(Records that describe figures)
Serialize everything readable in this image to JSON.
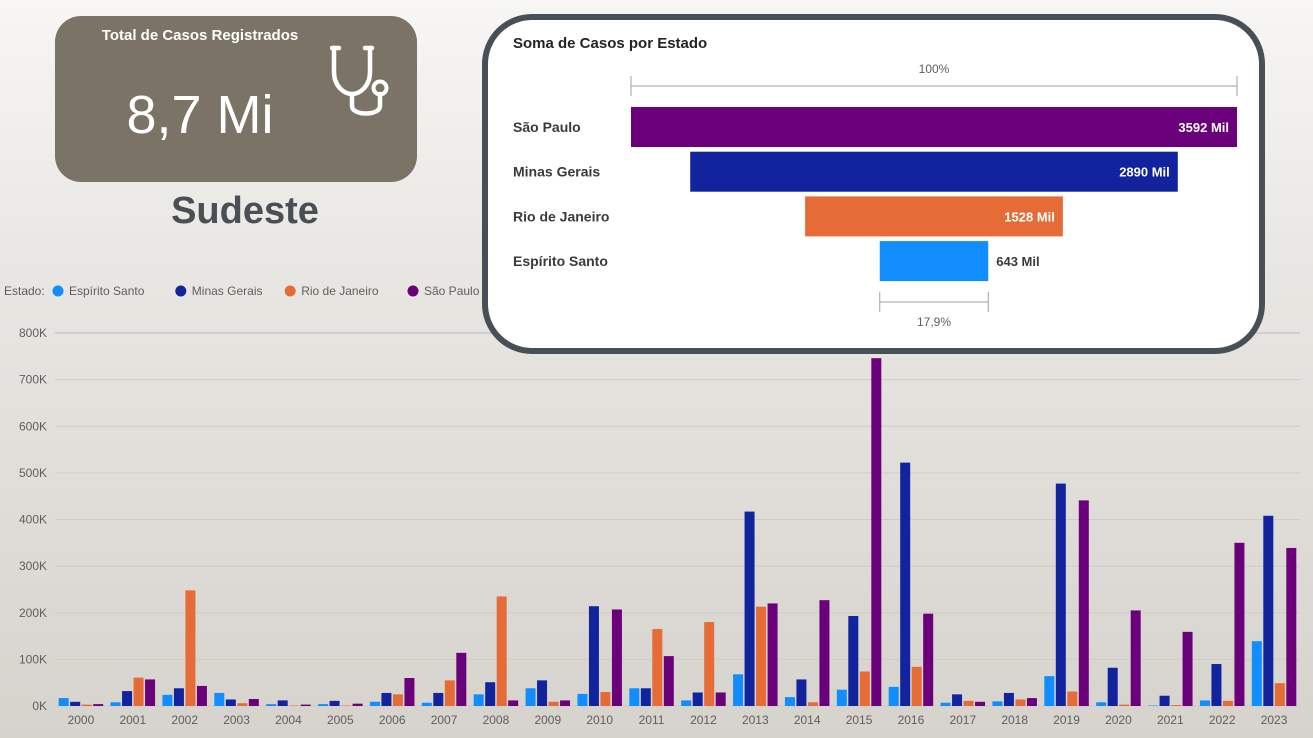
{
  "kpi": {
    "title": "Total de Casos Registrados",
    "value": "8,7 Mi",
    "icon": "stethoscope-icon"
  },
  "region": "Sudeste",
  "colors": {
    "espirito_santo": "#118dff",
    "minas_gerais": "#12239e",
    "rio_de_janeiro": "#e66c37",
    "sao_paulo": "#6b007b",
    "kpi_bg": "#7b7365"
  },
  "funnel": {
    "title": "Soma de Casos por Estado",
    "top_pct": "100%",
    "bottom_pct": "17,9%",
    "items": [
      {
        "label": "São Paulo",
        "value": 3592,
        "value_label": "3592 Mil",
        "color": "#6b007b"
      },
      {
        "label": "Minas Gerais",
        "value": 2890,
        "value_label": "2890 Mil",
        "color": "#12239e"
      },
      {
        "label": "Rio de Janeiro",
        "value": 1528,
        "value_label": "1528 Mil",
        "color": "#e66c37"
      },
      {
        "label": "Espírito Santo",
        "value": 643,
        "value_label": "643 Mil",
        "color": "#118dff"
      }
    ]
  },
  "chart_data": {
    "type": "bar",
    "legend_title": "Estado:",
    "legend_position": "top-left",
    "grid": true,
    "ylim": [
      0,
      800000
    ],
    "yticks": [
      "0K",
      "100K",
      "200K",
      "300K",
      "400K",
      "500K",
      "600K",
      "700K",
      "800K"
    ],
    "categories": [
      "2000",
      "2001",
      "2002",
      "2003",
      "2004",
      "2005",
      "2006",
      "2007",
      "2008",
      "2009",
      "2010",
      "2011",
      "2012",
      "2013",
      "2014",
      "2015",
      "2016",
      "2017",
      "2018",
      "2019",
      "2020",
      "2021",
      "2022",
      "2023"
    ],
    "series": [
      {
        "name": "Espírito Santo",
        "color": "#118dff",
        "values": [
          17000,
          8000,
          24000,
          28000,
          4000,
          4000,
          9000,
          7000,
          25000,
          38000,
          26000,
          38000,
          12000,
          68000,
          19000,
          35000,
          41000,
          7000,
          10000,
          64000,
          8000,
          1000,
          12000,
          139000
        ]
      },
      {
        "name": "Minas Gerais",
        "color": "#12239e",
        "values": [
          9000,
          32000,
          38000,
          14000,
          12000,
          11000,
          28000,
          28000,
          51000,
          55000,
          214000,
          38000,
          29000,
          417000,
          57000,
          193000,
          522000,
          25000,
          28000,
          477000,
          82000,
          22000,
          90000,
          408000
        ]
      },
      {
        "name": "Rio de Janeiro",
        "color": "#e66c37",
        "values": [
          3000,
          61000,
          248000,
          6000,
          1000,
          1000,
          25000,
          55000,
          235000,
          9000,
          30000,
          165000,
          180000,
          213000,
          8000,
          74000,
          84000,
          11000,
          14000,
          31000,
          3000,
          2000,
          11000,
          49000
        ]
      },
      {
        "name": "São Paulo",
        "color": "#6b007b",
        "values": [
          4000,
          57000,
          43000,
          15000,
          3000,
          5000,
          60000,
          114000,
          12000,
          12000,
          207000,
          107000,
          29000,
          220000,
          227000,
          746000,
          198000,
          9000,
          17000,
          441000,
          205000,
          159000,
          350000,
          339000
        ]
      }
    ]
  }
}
==
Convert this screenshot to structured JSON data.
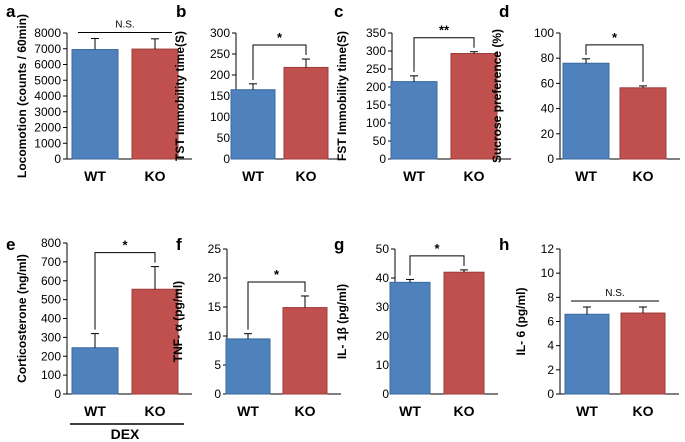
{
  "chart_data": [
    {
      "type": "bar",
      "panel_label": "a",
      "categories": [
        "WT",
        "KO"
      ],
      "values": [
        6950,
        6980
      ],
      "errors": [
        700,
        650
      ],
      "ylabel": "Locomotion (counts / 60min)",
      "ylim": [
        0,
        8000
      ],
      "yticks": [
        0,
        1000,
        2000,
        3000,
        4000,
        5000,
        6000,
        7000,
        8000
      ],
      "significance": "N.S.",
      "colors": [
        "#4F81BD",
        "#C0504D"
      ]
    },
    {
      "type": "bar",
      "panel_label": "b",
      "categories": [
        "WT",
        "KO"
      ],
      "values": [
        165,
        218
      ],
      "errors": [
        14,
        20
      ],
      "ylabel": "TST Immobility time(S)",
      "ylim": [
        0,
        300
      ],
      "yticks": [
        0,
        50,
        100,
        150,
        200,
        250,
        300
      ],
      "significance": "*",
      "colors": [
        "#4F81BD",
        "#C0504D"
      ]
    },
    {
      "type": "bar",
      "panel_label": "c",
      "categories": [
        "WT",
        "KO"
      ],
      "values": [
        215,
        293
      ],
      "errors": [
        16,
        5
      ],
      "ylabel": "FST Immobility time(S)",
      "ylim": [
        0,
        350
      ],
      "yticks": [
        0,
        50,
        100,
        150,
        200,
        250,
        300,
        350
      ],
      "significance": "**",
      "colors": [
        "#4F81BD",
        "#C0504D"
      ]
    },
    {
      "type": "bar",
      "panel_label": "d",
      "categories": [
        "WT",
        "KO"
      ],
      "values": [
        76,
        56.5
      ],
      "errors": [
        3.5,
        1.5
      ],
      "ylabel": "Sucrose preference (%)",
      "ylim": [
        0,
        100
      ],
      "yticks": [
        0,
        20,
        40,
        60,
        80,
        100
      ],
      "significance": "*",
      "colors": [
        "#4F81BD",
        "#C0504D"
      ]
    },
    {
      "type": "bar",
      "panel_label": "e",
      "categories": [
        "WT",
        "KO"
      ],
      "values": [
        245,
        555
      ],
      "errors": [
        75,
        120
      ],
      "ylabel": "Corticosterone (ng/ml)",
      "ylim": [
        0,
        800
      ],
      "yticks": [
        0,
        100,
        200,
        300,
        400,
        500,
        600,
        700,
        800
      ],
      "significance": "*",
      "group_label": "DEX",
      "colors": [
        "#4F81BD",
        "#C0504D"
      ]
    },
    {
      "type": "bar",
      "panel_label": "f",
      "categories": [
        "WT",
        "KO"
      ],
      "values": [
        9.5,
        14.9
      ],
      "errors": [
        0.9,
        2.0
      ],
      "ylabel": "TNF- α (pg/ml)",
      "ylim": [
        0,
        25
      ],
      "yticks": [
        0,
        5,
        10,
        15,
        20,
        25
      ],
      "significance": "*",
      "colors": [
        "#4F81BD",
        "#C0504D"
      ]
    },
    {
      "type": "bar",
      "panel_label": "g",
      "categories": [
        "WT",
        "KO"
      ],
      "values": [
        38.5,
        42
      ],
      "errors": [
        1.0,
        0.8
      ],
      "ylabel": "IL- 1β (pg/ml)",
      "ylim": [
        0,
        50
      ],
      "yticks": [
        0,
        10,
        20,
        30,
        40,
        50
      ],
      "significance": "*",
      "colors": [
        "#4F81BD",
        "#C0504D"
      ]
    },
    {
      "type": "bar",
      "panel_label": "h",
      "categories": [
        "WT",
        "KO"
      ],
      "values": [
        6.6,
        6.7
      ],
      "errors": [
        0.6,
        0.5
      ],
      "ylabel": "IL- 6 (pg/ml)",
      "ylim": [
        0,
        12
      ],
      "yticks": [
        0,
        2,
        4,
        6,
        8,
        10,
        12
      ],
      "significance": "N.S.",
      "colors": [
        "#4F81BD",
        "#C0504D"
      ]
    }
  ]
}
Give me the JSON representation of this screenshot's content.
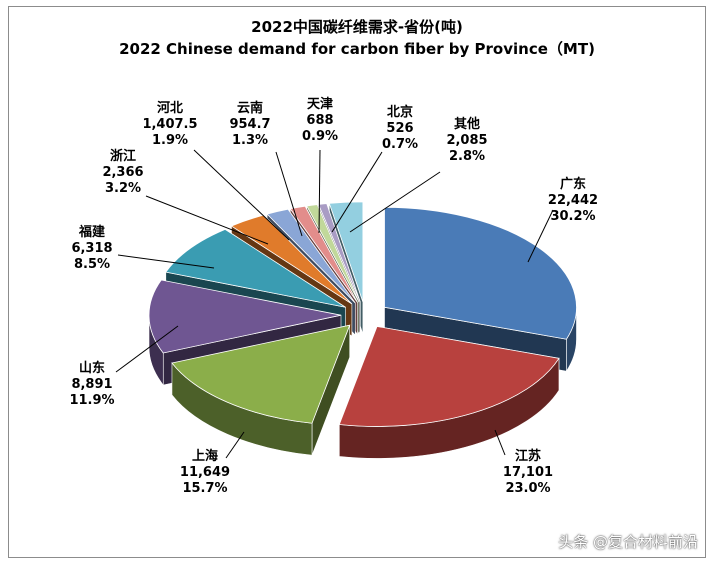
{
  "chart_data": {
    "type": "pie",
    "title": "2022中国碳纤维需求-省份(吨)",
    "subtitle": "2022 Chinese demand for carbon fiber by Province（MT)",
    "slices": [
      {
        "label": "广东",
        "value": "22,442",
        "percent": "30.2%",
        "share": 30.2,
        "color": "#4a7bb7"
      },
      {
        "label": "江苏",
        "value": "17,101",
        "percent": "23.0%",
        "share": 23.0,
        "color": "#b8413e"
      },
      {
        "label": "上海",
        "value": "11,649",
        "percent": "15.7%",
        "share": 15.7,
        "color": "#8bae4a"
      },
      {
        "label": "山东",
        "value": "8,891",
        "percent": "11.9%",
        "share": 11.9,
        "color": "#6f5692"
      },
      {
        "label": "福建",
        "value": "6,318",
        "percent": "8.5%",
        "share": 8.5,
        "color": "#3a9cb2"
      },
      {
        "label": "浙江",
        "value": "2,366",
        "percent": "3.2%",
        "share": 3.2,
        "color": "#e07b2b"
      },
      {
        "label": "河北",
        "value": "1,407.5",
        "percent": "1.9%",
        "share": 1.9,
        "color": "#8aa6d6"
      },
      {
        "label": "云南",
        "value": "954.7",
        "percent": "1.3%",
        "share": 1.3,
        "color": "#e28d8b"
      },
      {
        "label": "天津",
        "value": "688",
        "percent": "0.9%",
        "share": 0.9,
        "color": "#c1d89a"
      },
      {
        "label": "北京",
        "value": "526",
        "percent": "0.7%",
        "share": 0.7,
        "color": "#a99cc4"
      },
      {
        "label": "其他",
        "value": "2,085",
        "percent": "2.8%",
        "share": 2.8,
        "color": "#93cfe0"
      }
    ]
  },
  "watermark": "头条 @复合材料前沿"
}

WHAT TO WORK ON: Gather each line in the entries above where the string "Immobility" is found.

ANSWER TO THE PROBLEM:
      "ylabel": "TST Immobility time(S)",
      "ylabel": "FST Immobility time(S)",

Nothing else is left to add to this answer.